Short exercise 1
Reproduce the rows of the data file verbatim, from the row containing "fill-type-select[interactable]: Uniform color" through the row containing "layout-thumb-1[interactable]: 1 2: [616, 98, 698, 136]", with both of those rows included.

Text provided
I think it would be preferable to clearly highlight : the prediction horizon, the time step, and the sequence to sequence or sequence to value prediction strategy.
Are the dynamic variables (covariates) known/given to the model for each predicted time steps ? i.e. water level is predicted from past 52 weeks + of water level, rainfall, etc.. + 2 past weeks of rainfall, evaporation, etc... in case of a 2 weeks ahead prediction ?
lines 160-167 a short discussion on the hyperparameters values could be interesting : how this 10 epochs, dropout rate of 0.2 have been choosen ? DId you made any test on this values to track the gain/loss on the overall model performance ?
"The quantile loss was chosen because it is more robust towards outliers than for example the root mean squared

error (RMSE), e.g., caused by extreme precipitation events." : or a reference or word to express that it's your expertise, or after trial against other loss function.

194- Since the paper deals with two architecture (TFT and NHiTS), it's needed to say smth on both of them. Does NHiTS offers similar capabilities ?
Results :
198 - one-week prediction ... Depending on the dataset, this could be not completly relevant. There is no clue in the paper on the proportion of wells that exibit low frequency variations (i.e. inertial or very inertial). For such cases, even simple models (persistance, or even exponential smoothing) performs all ready very well
line 201 (TFT 0.34....) -> proposition to write (whereas median NSE is 0.34 for TFT...), otherwise hard to understand where the 81 % comes from.
205 - term 'ground truth' if known from advanced user of ML could be hard to understand for other hydrogeologist. If ground truth here is the observed hydraulic head, it could be interesting to more clearly say it.
fig 2. The only axis that do not share the same (xmin, xmax) is the 2B) bottom right, which makes the comparison harder.
fig 3. is underrated. Very little is said on the basis of it. That's a shame because i find it really interesting : the decrease in performance appears almost linear for the interval of 1 - 12 weeks. It also support the fact that extremes prediction horizon 1 and 12 weeks only have been shown, and all the other ignored. SInce there is no sharp change in the performances, there is no prediction horizon at which the model performance is getting really worst and that is also in intersting point. TFT exhibits a difference compared to NHiTS : median for static + dynamic and purely dynamic are almost the same, while for NHiTS, there is a visible difference of about 0.2 point at 12 weeks.
line 227-228 : again, at 1 week, I do agree that the models performances are high, but I would find interesting to mitigate this claim as it's higlhy plausible that any model and even simple one would have good performances.
"Poor performances with a median NSE below zero" -> is this for the 1 week horizon only ? If yes, a word like 'However' at the begining of the sentence would help to clarify.
line 230 - reference to regional terms (Upper Rhine Graben, Central German Unconsolidated Rock District, Alpine Foreland) are confusing because they hav'nt been describre before, and no reference is made to the figure B5 in supplementary material. I would recommend to add a short § (1 to 2 sentences) in section 2-data to explain briefly the geology of Germany and make a reference to the B5 figure.

(Portion of a data file)
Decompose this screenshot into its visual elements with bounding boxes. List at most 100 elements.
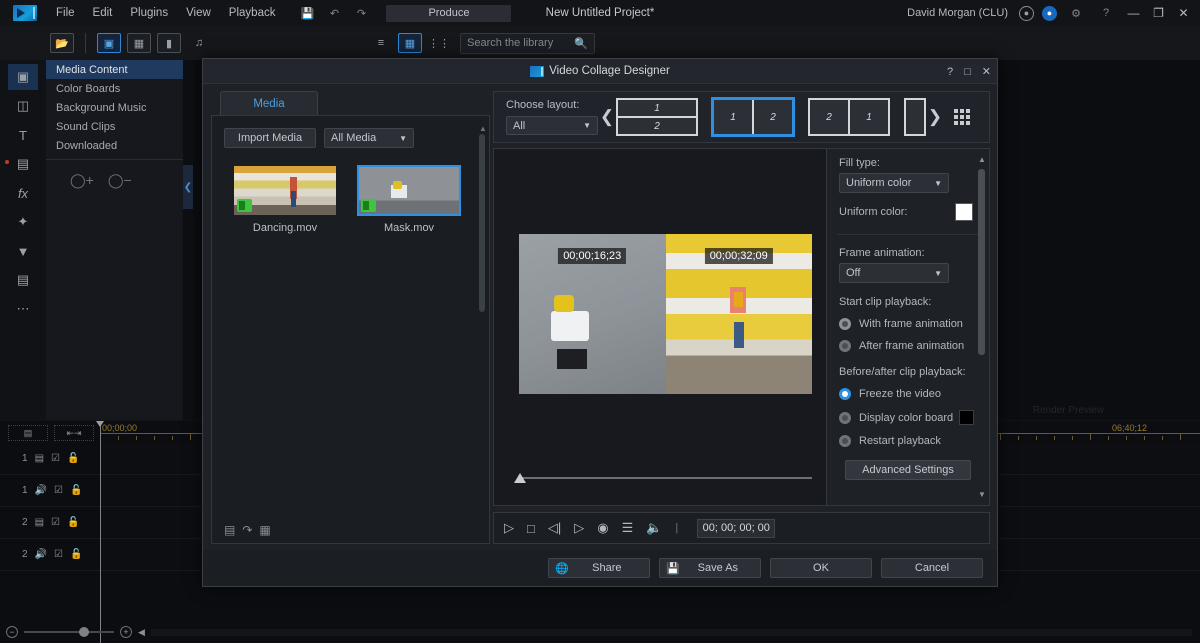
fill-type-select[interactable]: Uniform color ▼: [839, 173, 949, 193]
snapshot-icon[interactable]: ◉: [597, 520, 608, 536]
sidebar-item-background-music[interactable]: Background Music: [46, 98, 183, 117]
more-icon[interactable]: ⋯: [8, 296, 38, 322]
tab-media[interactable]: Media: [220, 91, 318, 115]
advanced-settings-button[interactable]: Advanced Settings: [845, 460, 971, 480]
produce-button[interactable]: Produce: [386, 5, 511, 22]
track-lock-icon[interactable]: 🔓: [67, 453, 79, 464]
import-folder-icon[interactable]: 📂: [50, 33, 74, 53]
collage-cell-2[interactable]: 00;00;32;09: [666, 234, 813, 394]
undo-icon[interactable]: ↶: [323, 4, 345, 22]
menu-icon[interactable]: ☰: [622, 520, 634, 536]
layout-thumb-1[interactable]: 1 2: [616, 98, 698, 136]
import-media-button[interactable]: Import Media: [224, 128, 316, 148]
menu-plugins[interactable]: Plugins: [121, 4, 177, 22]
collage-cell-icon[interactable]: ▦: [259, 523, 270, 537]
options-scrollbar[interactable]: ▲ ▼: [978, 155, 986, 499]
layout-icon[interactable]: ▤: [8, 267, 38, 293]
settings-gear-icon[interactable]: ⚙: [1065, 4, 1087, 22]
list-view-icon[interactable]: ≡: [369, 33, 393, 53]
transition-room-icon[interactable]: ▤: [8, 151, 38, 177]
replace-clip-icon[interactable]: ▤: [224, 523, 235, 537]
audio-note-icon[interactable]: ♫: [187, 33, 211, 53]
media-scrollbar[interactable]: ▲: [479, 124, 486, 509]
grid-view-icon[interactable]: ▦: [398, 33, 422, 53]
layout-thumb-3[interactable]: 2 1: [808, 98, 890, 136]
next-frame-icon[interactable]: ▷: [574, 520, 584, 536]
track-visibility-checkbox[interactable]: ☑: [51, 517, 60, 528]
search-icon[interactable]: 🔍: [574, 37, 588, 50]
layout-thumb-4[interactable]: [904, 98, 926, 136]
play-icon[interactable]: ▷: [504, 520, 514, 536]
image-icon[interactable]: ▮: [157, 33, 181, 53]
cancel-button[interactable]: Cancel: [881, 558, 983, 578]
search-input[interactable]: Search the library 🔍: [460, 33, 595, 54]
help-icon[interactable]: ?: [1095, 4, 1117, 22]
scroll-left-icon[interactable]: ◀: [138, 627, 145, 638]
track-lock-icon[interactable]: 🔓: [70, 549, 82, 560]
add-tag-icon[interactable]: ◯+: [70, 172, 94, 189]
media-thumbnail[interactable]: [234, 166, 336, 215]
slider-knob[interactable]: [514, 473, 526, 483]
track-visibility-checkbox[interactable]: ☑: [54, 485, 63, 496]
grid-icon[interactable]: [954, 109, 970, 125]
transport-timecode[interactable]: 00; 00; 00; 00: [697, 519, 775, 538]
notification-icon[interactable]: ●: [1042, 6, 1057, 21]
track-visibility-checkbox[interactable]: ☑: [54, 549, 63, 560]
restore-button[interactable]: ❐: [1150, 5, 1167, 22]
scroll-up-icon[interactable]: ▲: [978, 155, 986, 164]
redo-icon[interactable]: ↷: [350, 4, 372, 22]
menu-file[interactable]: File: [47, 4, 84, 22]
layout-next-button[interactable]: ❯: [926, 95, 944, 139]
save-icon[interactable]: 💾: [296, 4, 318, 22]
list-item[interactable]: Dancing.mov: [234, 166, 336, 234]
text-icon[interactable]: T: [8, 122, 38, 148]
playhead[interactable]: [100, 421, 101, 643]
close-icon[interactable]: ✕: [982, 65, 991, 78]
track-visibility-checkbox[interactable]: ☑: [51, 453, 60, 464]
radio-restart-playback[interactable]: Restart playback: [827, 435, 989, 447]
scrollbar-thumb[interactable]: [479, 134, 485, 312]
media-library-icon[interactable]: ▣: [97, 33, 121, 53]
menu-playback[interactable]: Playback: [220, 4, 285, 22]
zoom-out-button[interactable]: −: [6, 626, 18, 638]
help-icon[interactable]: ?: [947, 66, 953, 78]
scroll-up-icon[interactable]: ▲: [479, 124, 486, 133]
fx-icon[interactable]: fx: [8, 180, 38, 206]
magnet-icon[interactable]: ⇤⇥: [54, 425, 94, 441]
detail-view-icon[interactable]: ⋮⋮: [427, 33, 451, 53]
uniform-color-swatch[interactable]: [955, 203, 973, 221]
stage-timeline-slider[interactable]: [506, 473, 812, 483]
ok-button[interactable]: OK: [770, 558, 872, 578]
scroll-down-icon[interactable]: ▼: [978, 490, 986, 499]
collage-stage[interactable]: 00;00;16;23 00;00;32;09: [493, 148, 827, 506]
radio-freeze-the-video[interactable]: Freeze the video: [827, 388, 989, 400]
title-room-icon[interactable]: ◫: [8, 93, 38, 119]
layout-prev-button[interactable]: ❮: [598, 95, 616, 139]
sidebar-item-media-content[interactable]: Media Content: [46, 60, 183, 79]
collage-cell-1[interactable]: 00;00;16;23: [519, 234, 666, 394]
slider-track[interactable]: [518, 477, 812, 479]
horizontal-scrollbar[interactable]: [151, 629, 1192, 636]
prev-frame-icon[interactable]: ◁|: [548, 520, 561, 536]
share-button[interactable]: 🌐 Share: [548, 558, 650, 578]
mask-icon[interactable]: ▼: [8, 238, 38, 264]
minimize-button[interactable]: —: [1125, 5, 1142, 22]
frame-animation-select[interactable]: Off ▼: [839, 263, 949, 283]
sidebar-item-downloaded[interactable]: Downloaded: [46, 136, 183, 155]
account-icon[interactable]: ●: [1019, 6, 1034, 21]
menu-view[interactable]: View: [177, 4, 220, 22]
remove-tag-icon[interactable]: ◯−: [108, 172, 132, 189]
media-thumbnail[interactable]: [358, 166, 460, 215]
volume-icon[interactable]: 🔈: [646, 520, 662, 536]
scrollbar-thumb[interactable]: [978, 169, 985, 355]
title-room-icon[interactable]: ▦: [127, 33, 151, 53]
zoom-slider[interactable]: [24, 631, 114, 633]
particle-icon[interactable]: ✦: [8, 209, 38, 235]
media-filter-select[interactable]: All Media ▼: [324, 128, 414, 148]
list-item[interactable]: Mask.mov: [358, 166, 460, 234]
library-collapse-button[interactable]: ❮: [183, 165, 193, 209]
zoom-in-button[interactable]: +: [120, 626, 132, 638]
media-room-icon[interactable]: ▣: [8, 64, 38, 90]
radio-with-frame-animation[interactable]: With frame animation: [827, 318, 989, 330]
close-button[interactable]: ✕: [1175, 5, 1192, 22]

Short exercise 2
Answer the following questions from the review comments on the paper.
(a) Which dropout rate do the comments mention among the hyperparameter values?
(b) Which median NSE value for TFT do the comments cite for line 201?
(c) According to the comments on fig 3, approximately how large is the difference visible for NHiTS at 12 weeks?

Expected answer 1
fill-type-select[interactable]: Uniform color ▼: [839, 173, 949, 193]
snapshot-icon[interactable]: ◉: [597, 520, 608, 536]
sidebar-item-background-music[interactable]: Background Music: [46, 98, 183, 117]
more-icon[interactable]: ⋯: [8, 296, 38, 322]
tab-media[interactable]: Media: [220, 91, 318, 115]
advanced-settings-button[interactable]: Advanced Settings: [845, 460, 971, 480]
produce-button[interactable]: Produce: [386, 5, 511, 22]
track-lock-icon[interactable]: 🔓: [67, 453, 79, 464]
import-folder-icon[interactable]: 📂: [50, 33, 74, 53]
collage-cell-2[interactable]: 00;00;32;09: [666, 234, 813, 394]
undo-icon[interactable]: ↶: [323, 4, 345, 22]
menu-icon[interactable]: ☰: [622, 520, 634, 536]
layout-thumb-1[interactable]: 1 2: [616, 98, 698, 136]

Expected answer 2
(a) 0.2
(b) 0.34
(c) About 0.2 point